_Data extract_.
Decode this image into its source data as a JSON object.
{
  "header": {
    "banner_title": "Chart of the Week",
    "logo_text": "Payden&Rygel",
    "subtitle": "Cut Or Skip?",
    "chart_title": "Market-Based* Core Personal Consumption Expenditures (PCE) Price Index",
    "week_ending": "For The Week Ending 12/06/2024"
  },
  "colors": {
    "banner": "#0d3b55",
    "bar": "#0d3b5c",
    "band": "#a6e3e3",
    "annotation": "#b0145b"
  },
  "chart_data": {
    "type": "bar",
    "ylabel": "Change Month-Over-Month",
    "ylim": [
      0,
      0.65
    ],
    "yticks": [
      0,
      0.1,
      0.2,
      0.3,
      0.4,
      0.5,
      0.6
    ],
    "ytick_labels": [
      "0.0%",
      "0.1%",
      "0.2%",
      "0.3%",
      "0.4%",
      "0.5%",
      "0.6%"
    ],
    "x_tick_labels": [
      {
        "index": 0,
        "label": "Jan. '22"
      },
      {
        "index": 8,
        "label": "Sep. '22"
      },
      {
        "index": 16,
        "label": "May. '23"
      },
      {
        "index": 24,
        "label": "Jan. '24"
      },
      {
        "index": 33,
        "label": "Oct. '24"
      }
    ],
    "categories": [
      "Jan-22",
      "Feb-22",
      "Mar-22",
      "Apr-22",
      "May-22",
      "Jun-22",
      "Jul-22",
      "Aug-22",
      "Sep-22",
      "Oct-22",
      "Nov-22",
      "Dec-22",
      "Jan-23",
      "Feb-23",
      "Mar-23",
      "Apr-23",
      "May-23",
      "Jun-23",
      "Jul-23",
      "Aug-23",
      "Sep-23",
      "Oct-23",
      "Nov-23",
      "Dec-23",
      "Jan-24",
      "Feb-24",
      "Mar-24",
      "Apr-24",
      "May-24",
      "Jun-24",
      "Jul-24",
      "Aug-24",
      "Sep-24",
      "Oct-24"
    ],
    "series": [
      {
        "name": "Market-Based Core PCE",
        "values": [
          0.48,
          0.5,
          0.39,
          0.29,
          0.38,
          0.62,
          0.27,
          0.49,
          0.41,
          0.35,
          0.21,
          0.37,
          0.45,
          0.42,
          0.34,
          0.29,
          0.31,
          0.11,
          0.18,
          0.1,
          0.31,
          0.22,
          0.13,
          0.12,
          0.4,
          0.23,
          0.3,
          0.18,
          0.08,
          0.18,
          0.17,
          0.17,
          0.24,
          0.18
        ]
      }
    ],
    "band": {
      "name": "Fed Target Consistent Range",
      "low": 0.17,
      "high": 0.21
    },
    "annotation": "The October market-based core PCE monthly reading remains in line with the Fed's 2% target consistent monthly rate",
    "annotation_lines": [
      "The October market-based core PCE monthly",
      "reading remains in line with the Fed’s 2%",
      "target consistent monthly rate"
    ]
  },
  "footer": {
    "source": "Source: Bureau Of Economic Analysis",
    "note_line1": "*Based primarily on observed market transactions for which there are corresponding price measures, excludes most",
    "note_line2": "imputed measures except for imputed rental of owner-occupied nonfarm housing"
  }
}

_Given problem_. Reproduce the material precisely, including every line.

_Result of this task_.
Decode this image into its source data as a JSON object.
{
  "header": {
    "banner_title": "Chart of the Week",
    "logo_text": "Payden&Rygel",
    "subtitle": "Cut Or Skip?",
    "chart_title": "Market-Based* Core Personal Consumption Expenditures (PCE) Price Index",
    "week_ending": "For The Week Ending 12/06/2024"
  },
  "colors": {
    "banner": "#0d3b55",
    "bar": "#0d3b5c",
    "band": "#a6e3e3",
    "annotation": "#b0145b"
  },
  "chart_data": {
    "type": "bar",
    "ylabel": "Change Month-Over-Month",
    "ylim": [
      0,
      0.65
    ],
    "yticks": [
      0,
      0.1,
      0.2,
      0.3,
      0.4,
      0.5,
      0.6
    ],
    "ytick_labels": [
      "0.0%",
      "0.1%",
      "0.2%",
      "0.3%",
      "0.4%",
      "0.5%",
      "0.6%"
    ],
    "x_tick_labels": [
      {
        "index": 0,
        "label": "Jan. '22"
      },
      {
        "index": 8,
        "label": "Sep. '22"
      },
      {
        "index": 16,
        "label": "May. '23"
      },
      {
        "index": 24,
        "label": "Jan. '24"
      },
      {
        "index": 33,
        "label": "Oct. '24"
      }
    ],
    "categories": [
      "Jan-22",
      "Feb-22",
      "Mar-22",
      "Apr-22",
      "May-22",
      "Jun-22",
      "Jul-22",
      "Aug-22",
      "Sep-22",
      "Oct-22",
      "Nov-22",
      "Dec-22",
      "Jan-23",
      "Feb-23",
      "Mar-23",
      "Apr-23",
      "May-23",
      "Jun-23",
      "Jul-23",
      "Aug-23",
      "Sep-23",
      "Oct-23",
      "Nov-23",
      "Dec-23",
      "Jan-24",
      "Feb-24",
      "Mar-24",
      "Apr-24",
      "May-24",
      "Jun-24",
      "Jul-24",
      "Aug-24",
      "Sep-24",
      "Oct-24"
    ],
    "series": [
      {
        "name": "Market-Based Core PCE",
        "values": [
          0.48,
          0.5,
          0.39,
          0.29,
          0.38,
          0.62,
          0.27,
          0.49,
          0.41,
          0.35,
          0.21,
          0.37,
          0.45,
          0.42,
          0.34,
          0.29,
          0.31,
          0.11,
          0.18,
          0.1,
          0.31,
          0.22,
          0.13,
          0.12,
          0.4,
          0.23,
          0.3,
          0.18,
          0.08,
          0.18,
          0.17,
          0.17,
          0.24,
          0.18
        ]
      }
    ],
    "band": {
      "name": "Fed Target Consistent Range",
      "low": 0.17,
      "high": 0.21
    },
    "annotation": "The October market-based core PCE monthly reading remains in line with the Fed's 2% target consistent monthly rate",
    "annotation_lines": [
      "The October market-based core PCE monthly",
      "reading remains in line with the Fed’s 2%",
      "target consistent monthly rate"
    ]
  },
  "footer": {
    "source": "Source: Bureau Of Economic Analysis",
    "note_line1": "*Based primarily on observed market transactions for which there are corresponding price measures, excludes most",
    "note_line2": "imputed measures except for imputed rental of owner-occupied nonfarm housing"
  }
}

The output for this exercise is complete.